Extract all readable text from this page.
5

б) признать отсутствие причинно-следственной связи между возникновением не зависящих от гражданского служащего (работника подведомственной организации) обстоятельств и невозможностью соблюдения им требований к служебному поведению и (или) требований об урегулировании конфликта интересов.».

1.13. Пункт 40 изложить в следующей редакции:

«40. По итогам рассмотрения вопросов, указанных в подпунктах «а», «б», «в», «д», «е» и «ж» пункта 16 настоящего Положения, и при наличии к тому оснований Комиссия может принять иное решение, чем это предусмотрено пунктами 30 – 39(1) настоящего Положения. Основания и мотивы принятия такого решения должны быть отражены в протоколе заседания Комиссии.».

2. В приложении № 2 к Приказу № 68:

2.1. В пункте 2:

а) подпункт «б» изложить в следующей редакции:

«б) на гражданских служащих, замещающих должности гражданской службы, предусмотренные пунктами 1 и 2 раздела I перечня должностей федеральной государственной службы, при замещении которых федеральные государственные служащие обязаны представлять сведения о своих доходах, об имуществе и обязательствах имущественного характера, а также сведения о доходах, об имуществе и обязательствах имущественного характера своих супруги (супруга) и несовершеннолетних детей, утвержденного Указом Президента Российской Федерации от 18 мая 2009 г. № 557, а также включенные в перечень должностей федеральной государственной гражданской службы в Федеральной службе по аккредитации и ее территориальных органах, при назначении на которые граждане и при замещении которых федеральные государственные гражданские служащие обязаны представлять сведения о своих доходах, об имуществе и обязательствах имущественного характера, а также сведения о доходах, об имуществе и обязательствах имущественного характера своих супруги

→ **What this task involves**:
Count the lines in the records above that hold the word "изложить", and give only that number.

→ **Exercise solution**:
2